• **SHORT TASK**
Give again, word for word, only the lines from the one containing "Decode this image" through the final line.

• **DATA SUPPLIED**
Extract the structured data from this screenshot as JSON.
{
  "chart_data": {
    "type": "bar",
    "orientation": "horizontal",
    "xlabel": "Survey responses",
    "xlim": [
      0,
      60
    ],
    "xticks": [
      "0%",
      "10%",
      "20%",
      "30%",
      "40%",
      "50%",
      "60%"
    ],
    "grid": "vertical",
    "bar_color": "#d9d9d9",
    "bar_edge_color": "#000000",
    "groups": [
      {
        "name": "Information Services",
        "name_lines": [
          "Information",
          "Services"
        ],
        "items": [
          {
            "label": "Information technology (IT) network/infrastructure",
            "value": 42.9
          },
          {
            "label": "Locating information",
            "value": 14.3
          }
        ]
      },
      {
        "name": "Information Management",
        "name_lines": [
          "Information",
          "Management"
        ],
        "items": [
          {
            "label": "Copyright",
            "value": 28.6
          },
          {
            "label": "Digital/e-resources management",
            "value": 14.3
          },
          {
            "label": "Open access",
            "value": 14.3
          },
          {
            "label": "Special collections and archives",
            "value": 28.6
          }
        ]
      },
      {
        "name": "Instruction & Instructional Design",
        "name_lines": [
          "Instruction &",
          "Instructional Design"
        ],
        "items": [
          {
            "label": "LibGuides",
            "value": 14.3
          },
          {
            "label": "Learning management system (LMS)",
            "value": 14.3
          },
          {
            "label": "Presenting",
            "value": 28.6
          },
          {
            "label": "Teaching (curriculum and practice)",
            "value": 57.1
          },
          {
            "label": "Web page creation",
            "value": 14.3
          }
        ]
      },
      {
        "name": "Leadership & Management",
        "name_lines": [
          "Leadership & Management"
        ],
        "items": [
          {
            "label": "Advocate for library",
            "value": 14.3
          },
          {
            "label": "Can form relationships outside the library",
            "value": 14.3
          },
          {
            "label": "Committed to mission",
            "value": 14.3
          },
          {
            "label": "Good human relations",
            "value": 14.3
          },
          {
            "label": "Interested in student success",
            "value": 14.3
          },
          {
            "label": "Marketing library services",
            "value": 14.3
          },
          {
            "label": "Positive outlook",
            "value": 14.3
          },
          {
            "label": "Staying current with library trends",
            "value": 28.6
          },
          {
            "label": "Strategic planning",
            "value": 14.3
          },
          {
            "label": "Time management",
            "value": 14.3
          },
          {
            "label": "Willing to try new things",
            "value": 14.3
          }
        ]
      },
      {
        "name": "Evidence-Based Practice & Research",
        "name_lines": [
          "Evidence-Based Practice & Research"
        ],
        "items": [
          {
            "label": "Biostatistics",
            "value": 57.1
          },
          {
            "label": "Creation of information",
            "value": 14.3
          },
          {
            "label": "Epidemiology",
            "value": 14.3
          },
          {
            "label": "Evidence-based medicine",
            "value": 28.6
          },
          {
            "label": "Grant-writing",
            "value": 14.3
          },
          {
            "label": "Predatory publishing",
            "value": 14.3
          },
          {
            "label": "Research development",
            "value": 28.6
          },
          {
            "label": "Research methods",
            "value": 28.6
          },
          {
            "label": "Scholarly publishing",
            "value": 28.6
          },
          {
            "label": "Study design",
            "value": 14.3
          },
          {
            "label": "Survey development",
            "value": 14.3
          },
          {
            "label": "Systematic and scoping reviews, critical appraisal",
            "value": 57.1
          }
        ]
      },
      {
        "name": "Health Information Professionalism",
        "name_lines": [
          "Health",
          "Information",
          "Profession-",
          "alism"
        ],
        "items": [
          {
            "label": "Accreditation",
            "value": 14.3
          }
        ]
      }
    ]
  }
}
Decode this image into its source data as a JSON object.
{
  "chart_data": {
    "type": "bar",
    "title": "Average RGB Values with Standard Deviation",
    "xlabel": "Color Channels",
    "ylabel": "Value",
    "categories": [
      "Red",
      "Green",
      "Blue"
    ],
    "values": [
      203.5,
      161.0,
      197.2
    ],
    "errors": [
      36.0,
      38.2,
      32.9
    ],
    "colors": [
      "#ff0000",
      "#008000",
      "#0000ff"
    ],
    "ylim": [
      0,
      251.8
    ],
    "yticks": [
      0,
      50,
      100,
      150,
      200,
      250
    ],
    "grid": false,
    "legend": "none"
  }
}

• **COMPLETED TASK**
Decode this image into its source data as a JSON object.
{
  "chart_data": {
    "type": "bar",
    "title": "Average RGB Values with Standard Deviation",
    "xlabel": "Color Channels",
    "ylabel": "Value",
    "categories": [
      "Red",
      "Green",
      "Blue"
    ],
    "values": [
      203.5,
      161.0,
      197.2
    ],
    "errors": [
      36.0,
      38.2,
      32.9
    ],
    "colors": [
      "#ff0000",
      "#008000",
      "#0000ff"
    ],
    "ylim": [
      0,
      251.8
    ],
    "yticks": [
      0,
      50,
      100,
      150,
      200,
      250
    ],
    "grid": false,
    "legend": "none"
  }
}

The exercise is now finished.